>> START Selected extract
The results above show us a few things about how the logistic regression model did. First, the accuracy score shows the percentage of texts in the test set that were labeled correctly in this run of the model. 73% accuracy is not too bad for a first attempt!

However, this is only the accuracy result for the data split in just one way and run just once. How does the model do if we split up the data differently? The cross validation score answers this question by running the model several times with differently split data. The average of the accuracy of those runs gives us a sense of how well the model does no matter how the data is split. We can see that the cross validation shows that this particular run of the model is fairly close to the expected result.

And the results themselves show that the model got things mostly right. By browsing the list above, we can see that most of the expected and predicted values match.

We can also assess a model’s accuracy using a confusion matrix, a chart that shows how often predicted values matched expected values. In the code below we’ll generate the confusion matrix for our model:

cm = confusion_matrix(y_test,y_pred)
cm_df = pd.DataFrame(cm, columns=clf.classes_, index=clf.classes_)
f, ax = plt.subplots(figsize=(15, 5))
<matplotlib.axes._subplots.AxesSubplot at 0x7f451145eca0>

In this confusion matrix, predicted values (the output of the model) are shown horizontally and expected values (what was in the original data) are shown vertically. When the two match, we can see the number of true positives, places where the predicted value matched the expected value. Those are the darkest squares along the diagonal from top left to bottom right. Our model got sermons right 5 times, poetry right 11 times, and correctly predicted when a text was neither 31 times.

The confusion matrix also shows false results—places where the predicted value did not match the expected value. Like we saw in the list above, the model miscategorized 12 texts labeled as “neither” as poetry, for example. This could be a blind spot in our model, or it could be that we have more poetry texts in our data than we originally thought!

We need to keep in mind that this is a small corpus and the genre groups aren’t symmetrical, so we should take these results with a grain of salt. If we really wanted to detect sermons, for instance, we should choose a larger sample of sermons from the EarlyPrint corpus and compare them to an equally-sized set of non-sermon texts.

6.5. Interpreting Results

So we know the logistic regression model performed decently. It identifies the correct genre of a text in many cases. Now that we have the model, we could plug in a new, unfamiliar text, and the model would attempt to tell us whether it was a sermon, poetry, or something else!

Wait a second—there are no new early modern texts, and a literary scholar could simply read a text to determine its genre. The truth is, we don’t need a model to tell us a text’s genre, especially for something as distinct as a sermon or a poem. So if we don’t need a model to predict the genre, then what is the model for?

For Facebook or FiveThirtyEight, models might be useful because of what they predict. But digital humanities scholars don’t usually need computers to perform tasks for them, instead they’re using the computer to help them to better understand their corpus.
>> END Selected extract
>> START Items
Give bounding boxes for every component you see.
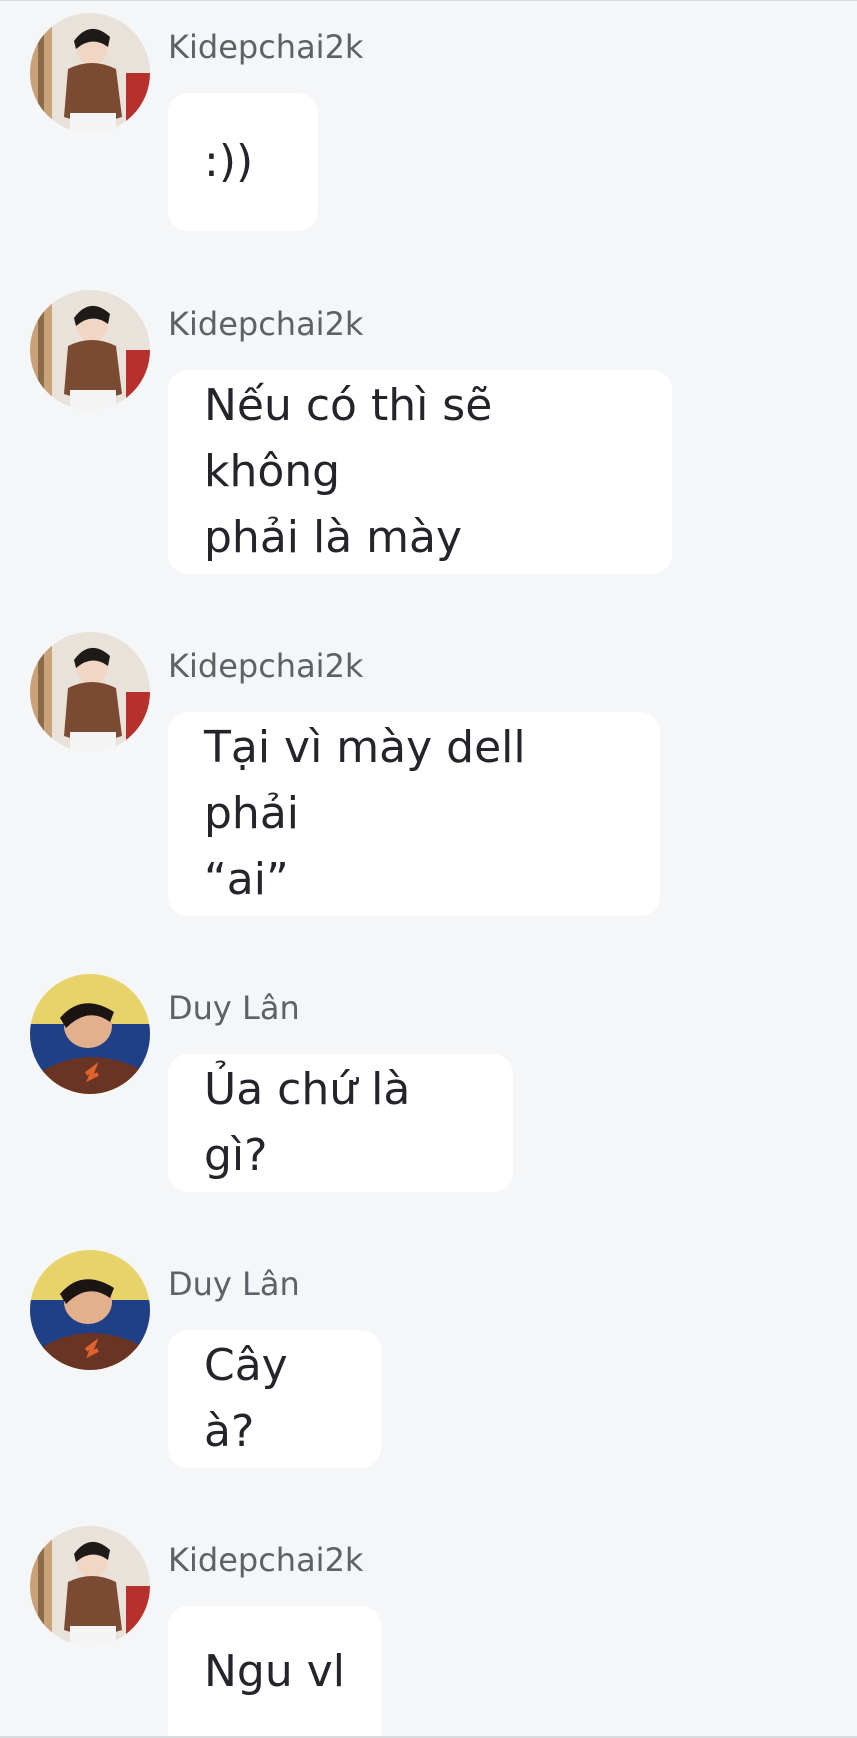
sender-name: Duy Lân xyxy=(168,1265,300,1303)
sender-name: Kidepchai2k xyxy=(168,1541,364,1579)
message-bubble[interactable]: :)) xyxy=(168,93,318,231)
message-bubble[interactable]: Ngu vl xyxy=(168,1606,381,1738)
kidepchai-avatar[interactable] xyxy=(30,13,150,133)
message-bubble[interactable]: Ủa chứ là gì? xyxy=(168,1054,513,1192)
sender-name: Duy Lân xyxy=(168,989,300,1027)
message-bubble[interactable]: Tại vì mày dell phải “ai” xyxy=(168,712,660,916)
kidepchai-avatar[interactable] xyxy=(30,1526,150,1646)
sender-name: Kidepchai2k xyxy=(168,28,364,66)
message-bubble[interactable]: Cây à? xyxy=(168,1330,381,1468)
duylan-avatar[interactable] xyxy=(30,1250,150,1370)
kidepchai-avatar[interactable] xyxy=(30,290,150,410)
top-divider xyxy=(0,0,857,1)
message-bubble[interactable]: Nếu có thì sẽ không phải là mày xyxy=(168,370,672,574)
duylan-avatar[interactable] xyxy=(30,974,150,1094)
sender-name: Kidepchai2k xyxy=(168,647,364,685)
sender-name: Kidepchai2k xyxy=(168,305,364,343)
kidepchai-avatar[interactable] xyxy=(30,632,150,752)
>> END Items
- _Short problem A_
In the logistic regression excerpt, why is the cross validation score used in addition to the single accuracy score? Answer in one to three sentences.
- _Short problem B_
Answer these questions from the logistic regression excerpt:
(i) What accuracy score did this run of the model get?
(ii) How many times did the model correctly predict poetry?
(iii) How many texts labeled "neither" did the model miscategorize as poetry?
- _Short problem C_
List every variable name that receives a value through an equals sign in the code lines of the logistic regression excerpt.
None of the rows is needed for this work.

- _Exercise solution A_
The accuracy score reflects only one way of splitting the data and a single run of the model. The cross validation score runs the model several times on differently split data and averages the accuracy. This shows how well the model does no matter how the data is split.

- _Exercise solution B_
(i) 73%
(ii) 11 times
(iii) 12 texts

- _Exercise solution C_
cm, cm_df, f, ax